> [Given exercise a]: Name the pillars of the faith that the text on the Gospel and the Law says Anglicans profess when preparing for confirmation.

> [Text]:
START

Deuteronomy 5:15 ESV
You shall remember that you were a slave in the land of Egypt, and the Lord your God brought you out from there with a mighty hand and an outstretched arm. Therefore the Lord your God commanded you to keep the Sabbath day.
Psalm 19:14 BCP1928:P
Let the words of my mouth, and the meditation of my heart, be alway acceptable in thy sight, * O Lord, my strength and my redeemer.
Growing up, one of the ways the Gospel was often presented in relation to the Jewish religion was in terms of liberation from strict adherence to rules and laws. I expect many of you had a similar experience, or have heard the Gospel explained this way.
I understand where this view comes from, and it certainly is the case that Jesus does release us from the Law as a burden that we cannot bear. It is true that we predominantly Gentile Christians are no longer under the law of circumcision of the flesh, or of dietary laws concerning clean and unclean animals. We are no longer bound to travel to Jerusalem in order to truly worship the LORD our God.
So there is truth that the Gospel brings liberation and inclusion — before Christ, none of us would have been allowed an intimate audience before God, except that we fully converted and accepted the law of circumcision. After Christ’s resurrection from the dead and the coming of the Spirit, we are now welcomed to call God not just LORD but “Our Father.”
Having said this, I think modern Christians often take that liberation further than we ought to. As a result of the Gospel news that Jesus has died, is risen, and will come again, is the Law utterly void so that we have no obligation? Recent confirmands, feel free to answer that one out loud.
As Anglicans, we profess three pillars of the faith in preparing for confirmation: the Creed, the Lord’s Prayer, and the Ten Commandments. The Creed is the faith we confess — “Creed” comes from “Credo” meaning, “I believe.” The Lord’s Prayer is the special prayer that Jesus as the supreme Rabbi taught to his disciples, which includes everyone who has been baptized and seeks to own their faith. The Commandments teach us God’s desire for right relationships, justice, mutual respect, and orderly conduct.

END

> [Given exercise b]: Recast the listing lines starting at the one containing "Output each element" and ending at the one containing "- x-tick-label: 400: [618, 596, 650, 617]" as a Markdown table with columns Row and Line. Number each row, skip blank lines, and leave out the pictures.

> [Supplied information]:
START

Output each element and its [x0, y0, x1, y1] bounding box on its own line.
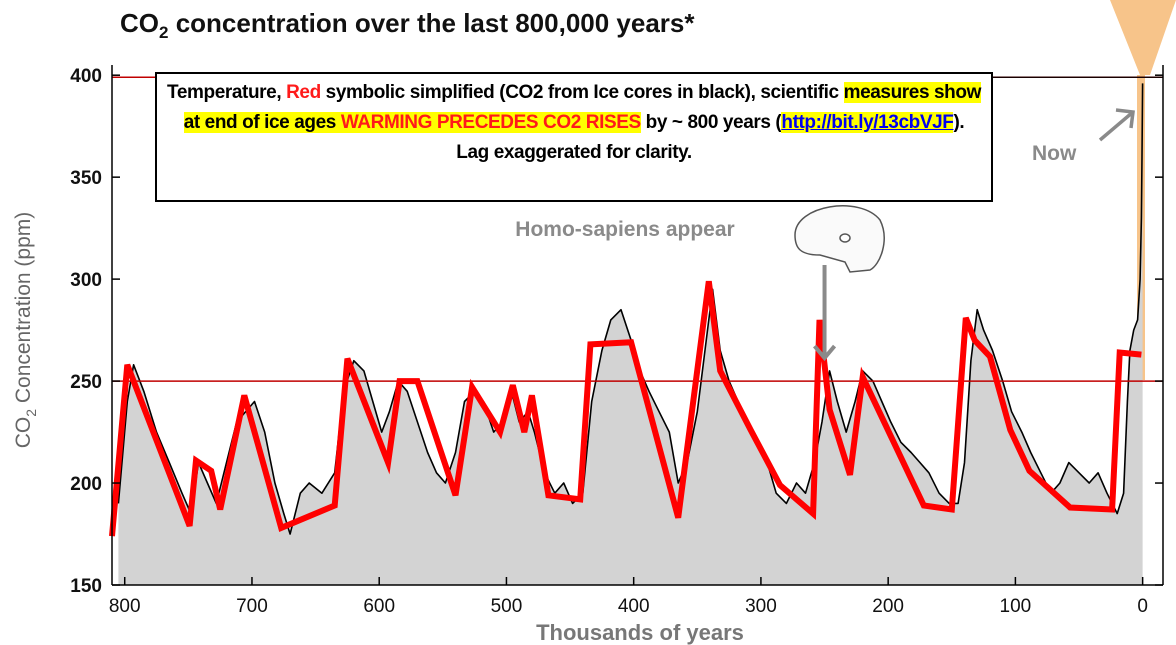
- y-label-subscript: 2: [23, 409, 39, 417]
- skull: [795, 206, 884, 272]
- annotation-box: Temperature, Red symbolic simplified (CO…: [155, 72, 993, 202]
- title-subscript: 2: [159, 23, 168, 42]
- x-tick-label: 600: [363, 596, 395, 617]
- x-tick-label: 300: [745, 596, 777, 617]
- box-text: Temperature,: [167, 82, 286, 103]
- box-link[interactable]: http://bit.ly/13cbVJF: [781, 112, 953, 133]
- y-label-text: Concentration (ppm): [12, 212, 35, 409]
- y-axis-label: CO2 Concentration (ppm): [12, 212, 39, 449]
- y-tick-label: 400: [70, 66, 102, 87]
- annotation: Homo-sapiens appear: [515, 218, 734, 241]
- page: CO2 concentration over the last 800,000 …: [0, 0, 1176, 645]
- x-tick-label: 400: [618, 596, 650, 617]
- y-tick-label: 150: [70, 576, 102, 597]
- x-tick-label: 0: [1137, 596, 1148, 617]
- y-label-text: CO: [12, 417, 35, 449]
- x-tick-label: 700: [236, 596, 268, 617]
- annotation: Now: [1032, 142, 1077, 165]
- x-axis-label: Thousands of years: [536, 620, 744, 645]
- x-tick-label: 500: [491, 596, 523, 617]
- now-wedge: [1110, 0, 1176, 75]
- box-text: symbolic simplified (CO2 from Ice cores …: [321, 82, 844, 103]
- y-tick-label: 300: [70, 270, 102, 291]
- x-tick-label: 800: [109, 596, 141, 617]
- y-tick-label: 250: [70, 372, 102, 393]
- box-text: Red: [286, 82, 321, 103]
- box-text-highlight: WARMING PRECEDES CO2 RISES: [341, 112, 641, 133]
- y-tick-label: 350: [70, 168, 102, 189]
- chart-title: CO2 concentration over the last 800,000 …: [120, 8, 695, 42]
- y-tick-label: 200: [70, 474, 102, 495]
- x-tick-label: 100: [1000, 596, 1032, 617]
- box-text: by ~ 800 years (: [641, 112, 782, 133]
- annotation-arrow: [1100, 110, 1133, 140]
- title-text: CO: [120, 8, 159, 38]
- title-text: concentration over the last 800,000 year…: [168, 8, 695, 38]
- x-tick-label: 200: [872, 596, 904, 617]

END
START

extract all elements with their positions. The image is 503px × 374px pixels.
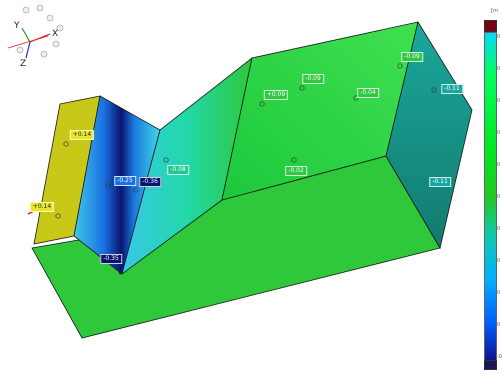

END

> [Written response a]:
- the Creed
- the Lord's Prayer
- the Ten Commandments

> [Written response b]:
| Row | Line |
|---|---|
| 1 | Output each element and its [x0, y0, x1, y1] bounding box on its own line. |
| 2 | - y-label-subscript: 2: [23, 409, 39, 417] |
| 3 | - skull: [795, 206, 884, 272] |
| 4 | - annotation-box: Temperature, Red symbolic simplified (CO…: [155, 72, 993, 202] |
| 5 | - title-subscript: 2: [159, 23, 168, 42] |
| 6 | - x-tick-label: 600: [363, 596, 395, 617] |
| 7 | - x-tick-label: 300: [745, 596, 777, 617] |
| 8 | - box-text: Temperature,: [167, 82, 286, 103] |
| 9 | - box-link[interactable]: http://bit.ly/13cbVJF: [781, 112, 953, 133] |
| 10 | - y-label-text: Concentration (ppm): [12, 212, 35, 409] |
| 11 | - y-axis-label: CO2 Concentration (ppm): [12, 212, 39, 449] |
| 12 | - y-tick-label: 400: [70, 66, 102, 87] |
| 13 | - annotation: Homo-sapiens appear: [515, 218, 734, 241] |
| 14 | - page: CO2 concentration over the last 800,000 …: [0, 0, 1176, 645] |
| 15 | - x-tick-label: 400: [618, 596, 650, 617] |